Element box records:
-.-.-
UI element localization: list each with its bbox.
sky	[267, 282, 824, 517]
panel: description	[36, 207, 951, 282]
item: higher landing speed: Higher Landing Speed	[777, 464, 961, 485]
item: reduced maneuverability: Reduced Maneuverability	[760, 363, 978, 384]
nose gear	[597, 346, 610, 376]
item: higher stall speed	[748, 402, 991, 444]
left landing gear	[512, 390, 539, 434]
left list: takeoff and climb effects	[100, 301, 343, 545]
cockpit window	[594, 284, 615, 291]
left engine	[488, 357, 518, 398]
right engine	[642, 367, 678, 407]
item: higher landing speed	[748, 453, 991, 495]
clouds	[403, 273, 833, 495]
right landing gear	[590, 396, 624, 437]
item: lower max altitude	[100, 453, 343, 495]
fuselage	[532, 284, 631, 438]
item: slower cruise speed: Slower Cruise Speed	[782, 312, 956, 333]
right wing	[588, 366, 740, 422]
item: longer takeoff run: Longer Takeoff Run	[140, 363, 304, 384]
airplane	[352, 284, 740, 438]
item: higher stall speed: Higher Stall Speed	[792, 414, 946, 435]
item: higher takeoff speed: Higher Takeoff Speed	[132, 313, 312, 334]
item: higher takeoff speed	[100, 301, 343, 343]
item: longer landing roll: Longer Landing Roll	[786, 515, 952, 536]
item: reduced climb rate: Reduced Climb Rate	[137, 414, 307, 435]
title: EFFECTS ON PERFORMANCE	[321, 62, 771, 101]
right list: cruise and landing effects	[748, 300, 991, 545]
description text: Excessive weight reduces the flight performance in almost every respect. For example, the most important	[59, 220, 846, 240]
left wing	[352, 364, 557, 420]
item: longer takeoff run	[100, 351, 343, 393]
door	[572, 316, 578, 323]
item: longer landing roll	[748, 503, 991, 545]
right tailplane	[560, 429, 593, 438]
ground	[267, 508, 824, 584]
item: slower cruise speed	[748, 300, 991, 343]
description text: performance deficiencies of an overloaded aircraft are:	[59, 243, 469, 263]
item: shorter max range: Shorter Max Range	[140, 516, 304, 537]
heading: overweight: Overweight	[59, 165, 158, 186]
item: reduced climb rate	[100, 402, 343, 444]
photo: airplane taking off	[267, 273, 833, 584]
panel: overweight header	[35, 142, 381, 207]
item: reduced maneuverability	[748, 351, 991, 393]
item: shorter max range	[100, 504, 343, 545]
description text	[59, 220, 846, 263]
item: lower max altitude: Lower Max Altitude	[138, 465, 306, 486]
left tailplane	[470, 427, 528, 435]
-.-.-
Gather every line of the data above that contains the word "right", and copy each of those lines in full.

right engine	[642, 367, 678, 407]
right landing gear	[590, 396, 624, 437]
right wing	[588, 366, 740, 422]
right list: cruise and landing effects	[748, 300, 991, 545]
right tailplane	[560, 429, 593, 438]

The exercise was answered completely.